(Saved entries)

----------------

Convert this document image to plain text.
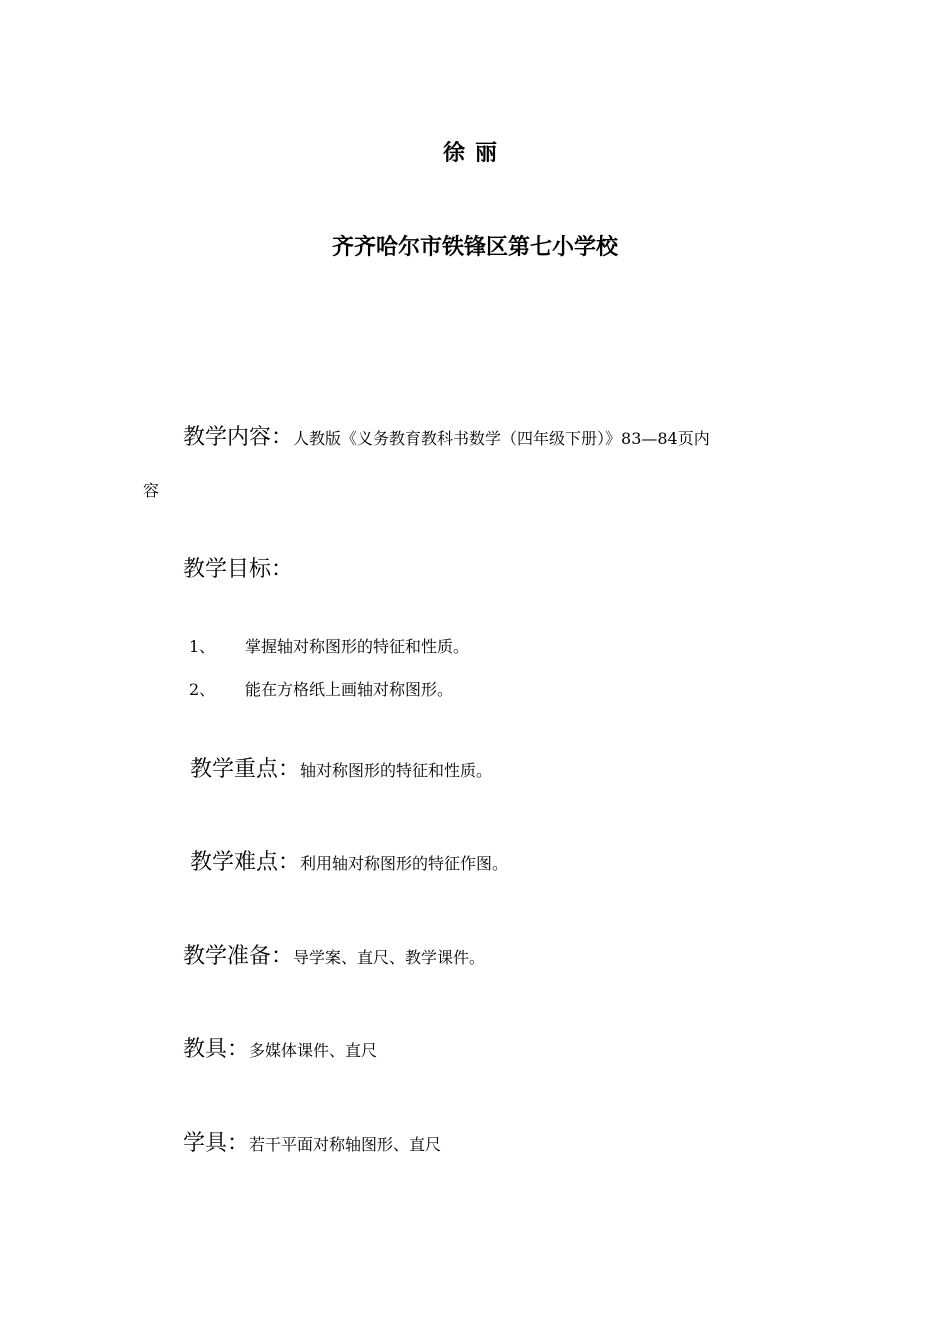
徐丽
齐齐哈尔市铁锋区第七小学校
教学内容：人教版《义务教育教科书数学（四年级下册）》83—84页内
容
教学目标：
1、 掌握轴对称图形的特征和性质。
2、 能在方格纸上画轴对称图形。
教学重点：轴对称图形的特征和性质。
教学难点：利用轴对称图形的特征作图。
教学准备：导学案、直尺、教学课件。
教具：多媒体课件、直尺
学具：若干平面对称轴图形、直尺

----------------

Instruction
All records should be output exactly, with the pictures left out.

Written answer
Convert this document image to plain text.
徐丽
齐齐哈尔市铁锋区第七小学校
教学内容：人教版《义务教育教科书数学（四年级下册）》83—84页内
容
教学目标：
1、 掌握轴对称图形的特征和性质。
2、 能在方格纸上画轴对称图形。
教学重点：轴对称图形的特征和性质。
教学难点：利用轴对称图形的特征作图。
教学准备：导学案、直尺、教学课件。
教具：多媒体课件、直尺
学具：若干平面对称轴图形、直尺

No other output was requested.